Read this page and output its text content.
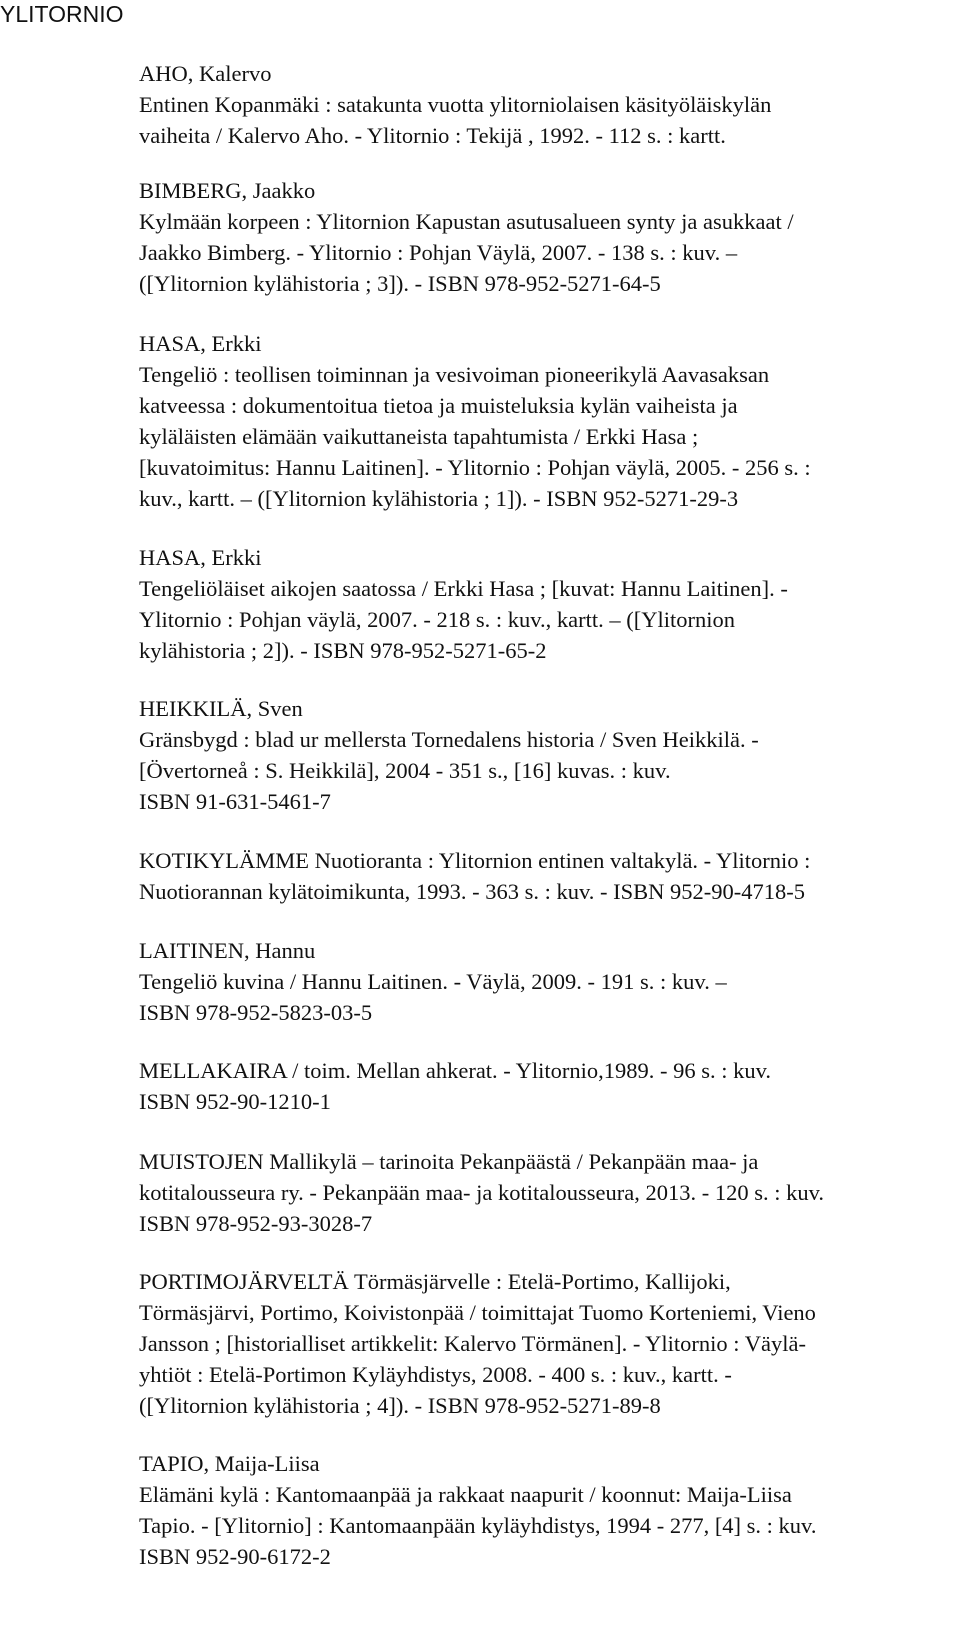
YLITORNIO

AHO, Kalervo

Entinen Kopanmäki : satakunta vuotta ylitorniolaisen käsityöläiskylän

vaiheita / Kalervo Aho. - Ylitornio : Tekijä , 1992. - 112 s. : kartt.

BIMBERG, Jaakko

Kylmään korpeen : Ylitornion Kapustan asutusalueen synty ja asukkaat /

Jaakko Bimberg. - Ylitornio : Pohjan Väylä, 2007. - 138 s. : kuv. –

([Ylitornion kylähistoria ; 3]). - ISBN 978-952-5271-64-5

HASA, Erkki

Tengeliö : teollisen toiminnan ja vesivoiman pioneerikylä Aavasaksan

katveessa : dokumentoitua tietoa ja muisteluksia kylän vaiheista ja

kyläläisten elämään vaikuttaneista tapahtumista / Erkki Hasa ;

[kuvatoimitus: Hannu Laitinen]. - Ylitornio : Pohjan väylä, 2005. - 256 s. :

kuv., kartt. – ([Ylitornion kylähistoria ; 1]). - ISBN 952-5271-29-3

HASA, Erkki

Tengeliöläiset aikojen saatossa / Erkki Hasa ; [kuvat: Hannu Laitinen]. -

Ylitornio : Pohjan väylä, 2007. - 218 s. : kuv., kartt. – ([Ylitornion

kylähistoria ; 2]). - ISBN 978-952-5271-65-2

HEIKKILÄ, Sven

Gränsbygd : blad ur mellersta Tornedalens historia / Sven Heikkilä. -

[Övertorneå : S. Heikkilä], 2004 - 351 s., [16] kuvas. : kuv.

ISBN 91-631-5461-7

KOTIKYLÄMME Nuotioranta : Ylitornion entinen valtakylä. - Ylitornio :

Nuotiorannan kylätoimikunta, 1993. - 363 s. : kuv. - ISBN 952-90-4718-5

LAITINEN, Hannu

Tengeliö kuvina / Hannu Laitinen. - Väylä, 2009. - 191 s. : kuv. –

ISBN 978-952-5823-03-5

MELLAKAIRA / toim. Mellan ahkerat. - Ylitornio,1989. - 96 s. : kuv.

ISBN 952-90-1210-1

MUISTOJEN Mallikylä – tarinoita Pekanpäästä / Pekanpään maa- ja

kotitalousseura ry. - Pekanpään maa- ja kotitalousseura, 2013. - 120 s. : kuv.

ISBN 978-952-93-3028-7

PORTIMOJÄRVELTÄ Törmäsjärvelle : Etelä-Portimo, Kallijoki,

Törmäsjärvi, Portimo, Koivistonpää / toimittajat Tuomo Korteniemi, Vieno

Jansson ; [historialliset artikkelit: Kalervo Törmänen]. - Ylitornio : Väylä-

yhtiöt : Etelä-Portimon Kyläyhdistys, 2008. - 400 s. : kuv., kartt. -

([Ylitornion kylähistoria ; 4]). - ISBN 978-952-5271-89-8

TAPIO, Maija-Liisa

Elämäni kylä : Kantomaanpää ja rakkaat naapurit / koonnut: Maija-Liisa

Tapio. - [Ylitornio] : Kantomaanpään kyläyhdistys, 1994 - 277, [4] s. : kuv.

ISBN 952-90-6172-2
────────────────────────────────────────
• [Set task]:
Transcribe the material exactly, keeping every word and none of the pictures.

• [Written reply]:
Read this page and output its text content.
YLITORNIO

AHO, Kalervo

Entinen Kopanmäki : satakunta vuotta ylitorniolaisen käsityöläiskylän

vaiheita / Kalervo Aho. - Ylitornio : Tekijä , 1992. - 112 s. : kartt.

BIMBERG, Jaakko

Kylmään korpeen : Ylitornion Kapustan asutusalueen synty ja asukkaat /

Jaakko Bimberg. - Ylitornio : Pohjan Väylä, 2007. - 138 s. : kuv. –

([Ylitornion kylähistoria ; 3]). - ISBN 978-952-5271-64-5

HASA, Erkki

Tengeliö : teollisen toiminnan ja vesivoiman pioneerikylä Aavasaksan

katveessa : dokumentoitua tietoa ja muisteluksia kylän vaiheista ja

kyläläisten elämään vaikuttaneista tapahtumista / Erkki Hasa ;

[kuvatoimitus: Hannu Laitinen]. - Ylitornio : Pohjan väylä, 2005. - 256 s. :

kuv., kartt. – ([Ylitornion kylähistoria ; 1]). - ISBN 952-5271-29-3

HASA, Erkki

Tengeliöläiset aikojen saatossa / Erkki Hasa ; [kuvat: Hannu Laitinen]. -

Ylitornio : Pohjan väylä, 2007. - 218 s. : kuv., kartt. – ([Ylitornion

kylähistoria ; 2]). - ISBN 978-952-5271-65-2

HEIKKILÄ, Sven

Gränsbygd : blad ur mellersta Tornedalens historia / Sven Heikkilä. -

[Övertorneå : S. Heikkilä], 2004 - 351 s., [16] kuvas. : kuv.

ISBN 91-631-5461-7

KOTIKYLÄMME Nuotioranta : Ylitornion entinen valtakylä. - Ylitornio :

Nuotiorannan kylätoimikunta, 1993. - 363 s. : kuv. - ISBN 952-90-4718-5

LAITINEN, Hannu

Tengeliö kuvina / Hannu Laitinen. - Väylä, 2009. - 191 s. : kuv. –

ISBN 978-952-5823-03-5

MELLAKAIRA / toim. Mellan ahkerat. - Ylitornio,1989. - 96 s. : kuv.

ISBN 952-90-1210-1

MUISTOJEN Mallikylä – tarinoita Pekanpäästä / Pekanpään maa- ja

kotitalousseura ry. - Pekanpään maa- ja kotitalousseura, 2013. - 120 s. : kuv.

ISBN 978-952-93-3028-7

PORTIMOJÄRVELTÄ Törmäsjärvelle : Etelä-Portimo, Kallijoki,

Törmäsjärvi, Portimo, Koivistonpää / toimittajat Tuomo Korteniemi, Vieno

Jansson ; [historialliset artikkelit: Kalervo Törmänen]. - Ylitornio : Väylä-

yhtiöt : Etelä-Portimon Kyläyhdistys, 2008. - 400 s. : kuv., kartt. -

([Ylitornion kylähistoria ; 4]). - ISBN 978-952-5271-89-8

TAPIO, Maija-Liisa

Elämäni kylä : Kantomaanpää ja rakkaat naapurit / koonnut: Maija-Liisa

Tapio. - [Ylitornio] : Kantomaanpään kyläyhdistys, 1994 - 277, [4] s. : kuv.

ISBN 952-90-6172-2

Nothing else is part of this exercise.